### Records
• • • • •

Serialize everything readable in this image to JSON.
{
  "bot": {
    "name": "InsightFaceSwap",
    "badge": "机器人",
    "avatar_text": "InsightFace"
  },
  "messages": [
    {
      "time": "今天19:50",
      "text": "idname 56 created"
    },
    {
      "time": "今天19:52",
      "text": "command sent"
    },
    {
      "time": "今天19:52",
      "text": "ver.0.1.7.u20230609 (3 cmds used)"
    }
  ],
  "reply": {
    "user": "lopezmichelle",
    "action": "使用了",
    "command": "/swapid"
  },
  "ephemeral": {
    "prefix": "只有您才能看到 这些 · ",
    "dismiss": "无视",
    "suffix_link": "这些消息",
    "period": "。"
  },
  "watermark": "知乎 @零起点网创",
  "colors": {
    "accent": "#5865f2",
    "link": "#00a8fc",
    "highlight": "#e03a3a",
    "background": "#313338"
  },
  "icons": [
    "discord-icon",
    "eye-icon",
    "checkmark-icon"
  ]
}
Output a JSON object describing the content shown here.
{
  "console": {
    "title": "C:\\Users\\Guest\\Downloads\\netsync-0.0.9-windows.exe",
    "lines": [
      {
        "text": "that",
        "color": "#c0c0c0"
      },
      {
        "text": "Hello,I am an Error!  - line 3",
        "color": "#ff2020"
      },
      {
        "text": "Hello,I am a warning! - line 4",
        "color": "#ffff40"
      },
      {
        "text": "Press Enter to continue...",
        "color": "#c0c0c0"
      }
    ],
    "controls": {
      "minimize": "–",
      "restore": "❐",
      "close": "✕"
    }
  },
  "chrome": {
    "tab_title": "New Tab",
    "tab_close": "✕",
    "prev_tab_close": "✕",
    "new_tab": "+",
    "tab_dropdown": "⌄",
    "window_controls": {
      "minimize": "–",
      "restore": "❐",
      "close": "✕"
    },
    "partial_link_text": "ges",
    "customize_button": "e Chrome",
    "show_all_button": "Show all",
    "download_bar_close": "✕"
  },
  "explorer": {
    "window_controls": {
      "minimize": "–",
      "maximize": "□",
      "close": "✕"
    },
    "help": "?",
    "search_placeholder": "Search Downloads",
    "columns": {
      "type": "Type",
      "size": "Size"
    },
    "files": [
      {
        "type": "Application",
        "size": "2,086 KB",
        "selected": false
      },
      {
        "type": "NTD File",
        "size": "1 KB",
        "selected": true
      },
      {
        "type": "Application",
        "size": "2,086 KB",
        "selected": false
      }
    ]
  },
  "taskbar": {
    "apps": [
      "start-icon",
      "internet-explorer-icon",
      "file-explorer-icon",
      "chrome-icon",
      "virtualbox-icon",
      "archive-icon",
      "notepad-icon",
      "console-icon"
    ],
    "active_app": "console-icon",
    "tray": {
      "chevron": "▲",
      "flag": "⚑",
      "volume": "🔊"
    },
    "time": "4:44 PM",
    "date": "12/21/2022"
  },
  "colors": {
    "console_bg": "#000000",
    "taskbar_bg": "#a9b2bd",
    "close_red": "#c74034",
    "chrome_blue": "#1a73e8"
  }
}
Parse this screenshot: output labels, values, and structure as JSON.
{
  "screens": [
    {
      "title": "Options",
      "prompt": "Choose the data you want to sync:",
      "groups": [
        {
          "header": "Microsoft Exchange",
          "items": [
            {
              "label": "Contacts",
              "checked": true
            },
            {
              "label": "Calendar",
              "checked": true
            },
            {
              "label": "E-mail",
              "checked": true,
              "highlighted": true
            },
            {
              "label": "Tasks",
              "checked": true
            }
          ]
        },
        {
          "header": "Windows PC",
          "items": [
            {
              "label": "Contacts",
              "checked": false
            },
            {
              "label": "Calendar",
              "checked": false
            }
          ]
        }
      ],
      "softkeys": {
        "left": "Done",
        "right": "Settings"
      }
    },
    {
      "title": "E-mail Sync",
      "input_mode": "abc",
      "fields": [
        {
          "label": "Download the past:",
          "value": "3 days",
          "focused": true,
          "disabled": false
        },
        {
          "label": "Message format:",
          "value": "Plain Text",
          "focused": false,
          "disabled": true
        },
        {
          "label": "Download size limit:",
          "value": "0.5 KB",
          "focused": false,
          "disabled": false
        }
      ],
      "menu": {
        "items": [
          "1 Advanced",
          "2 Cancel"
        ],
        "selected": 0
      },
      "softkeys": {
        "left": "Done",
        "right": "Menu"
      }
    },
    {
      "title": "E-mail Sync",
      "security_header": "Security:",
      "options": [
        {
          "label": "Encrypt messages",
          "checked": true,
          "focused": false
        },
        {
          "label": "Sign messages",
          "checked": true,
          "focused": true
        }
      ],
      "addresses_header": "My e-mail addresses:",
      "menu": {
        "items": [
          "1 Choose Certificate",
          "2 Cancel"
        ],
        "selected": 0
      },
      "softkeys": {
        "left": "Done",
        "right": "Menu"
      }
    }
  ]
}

• • • • •

### Problem details
Transcribe the material above in its entirety. Match it exactly.

### Complete output
Serialize everything readable in this image to JSON.
{
  "bot": {
    "name": "InsightFaceSwap",
    "badge": "机器人",
    "avatar_text": "InsightFace"
  },
  "messages": [
    {
      "time": "今天19:50",
      "text": "idname 56 created"
    },
    {
      "time": "今天19:52",
      "text": "command sent"
    },
    {
      "time": "今天19:52",
      "text": "ver.0.1.7.u20230609 (3 cmds used)"
    }
  ],
  "reply": {
    "user": "lopezmichelle",
    "action": "使用了",
    "command": "/swapid"
  },
  "ephemeral": {
    "prefix": "只有您才能看到 这些 · ",
    "dismiss": "无视",
    "suffix_link": "这些消息",
    "period": "。"
  },
  "watermark": "知乎 @零起点网创",
  "colors": {
    "accent": "#5865f2",
    "link": "#00a8fc",
    "highlight": "#e03a3a",
    "background": "#313338"
  },
  "icons": [
    "discord-icon",
    "eye-icon",
    "checkmark-icon"
  ]
}
Output a JSON object describing the content shown here.
{
  "console": {
    "title": "C:\\Users\\Guest\\Downloads\\netsync-0.0.9-windows.exe",
    "lines": [
      {
        "text": "that",
        "color": "#c0c0c0"
      },
      {
        "text": "Hello,I am an Error!  - line 3",
        "color": "#ff2020"
      },
      {
        "text": "Hello,I am a warning! - line 4",
        "color": "#ffff40"
      },
      {
        "text": "Press Enter to continue...",
        "color": "#c0c0c0"
      }
    ],
    "controls": {
      "minimize": "–",
      "restore": "❐",
      "close": "✕"
    }
  },
  "chrome": {
    "tab_title": "New Tab",
    "tab_close": "✕",
    "prev_tab_close": "✕",
    "new_tab": "+",
    "tab_dropdown": "⌄",
    "window_controls": {
      "minimize": "–",
      "restore": "❐",
      "close": "✕"
    },
    "partial_link_text": "ges",
    "customize_button": "e Chrome",
    "show_all_button": "Show all",
    "download_bar_close": "✕"
  },
  "explorer": {
    "window_controls": {
      "minimize": "–",
      "maximize": "□",
      "close": "✕"
    },
    "help": "?",
    "search_placeholder": "Search Downloads",
    "columns": {
      "type": "Type",
      "size": "Size"
    },
    "files": [
      {
        "type": "Application",
        "size": "2,086 KB",
        "selected": false
      },
      {
        "type": "NTD File",
        "size": "1 KB",
        "selected": true
      },
      {
        "type": "Application",
        "size": "2,086 KB",
        "selected": false
      }
    ]
  },
  "taskbar": {
    "apps": [
      "start-icon",
      "internet-explorer-icon",
      "file-explorer-icon",
      "chrome-icon",
      "virtualbox-icon",
      "archive-icon",
      "notepad-icon",
      "console-icon"
    ],
    "active_app": "console-icon",
    "tray": {
      "chevron": "▲",
      "flag": "⚑",
      "volume": "🔊"
    },
    "time": "4:44 PM",
    "date": "12/21/2022"
  },
  "colors": {
    "console_bg": "#000000",
    "taskbar_bg": "#a9b2bd",
    "close_red": "#c74034",
    "chrome_blue": "#1a73e8"
  }
}
Parse this screenshot: output labels, values, and structure as JSON.
{
  "screens": [
    {
      "title": "Options",
      "prompt": "Choose the data you want to sync:",
      "groups": [
        {
          "header": "Microsoft Exchange",
          "items": [
            {
              "label": "Contacts",
              "checked": true
            },
            {
              "label": "Calendar",
              "checked": true
            },
            {
              "label": "E-mail",
              "checked": true,
              "highlighted": true
            },
            {
              "label": "Tasks",
              "checked": true
            }
          ]
        },
        {
          "header": "Windows PC",
          "items": [
            {
              "label": "Contacts",
              "checked": false
            },
            {
              "label": "Calendar",
              "checked": false
            }
          ]
        }
      ],
      "softkeys": {
        "left": "Done",
        "right": "Settings"
      }
    },
    {
      "title": "E-mail Sync",
      "input_mode": "abc",
      "fields": [
        {
          "label": "Download the past:",
          "value": "3 days",
          "focused": true,
          "disabled": false
        },
        {
          "label": "Message format:",
          "value": "Plain Text",
          "focused": false,
          "disabled": true
        },
        {
          "label": "Download size limit:",
          "value": "0.5 KB",
          "focused": false,
          "disabled": false
        }
      ],
      "menu": {
        "items": [
          "1 Advanced",
          "2 Cancel"
        ],
        "selected": 0
      },
      "softkeys": {
        "left": "Done",
        "right": "Menu"
      }
    },
    {
      "title": "E-mail Sync",
      "security_header": "Security:",
      "options": [
        {
          "label": "Encrypt messages",
          "checked": true,
          "focused": false
        },
        {
          "label": "Sign messages",
          "checked": true,
          "focused": true
        }
      ],
      "addresses_header": "My e-mail addresses:",
      "menu": {
        "items": [
          "1 Choose Certificate",
          "2 Cancel"
        ],
        "selected": 0
      },
      "softkeys": {
        "left": "Done",
        "right": "Menu"
      }
    }
  ]
}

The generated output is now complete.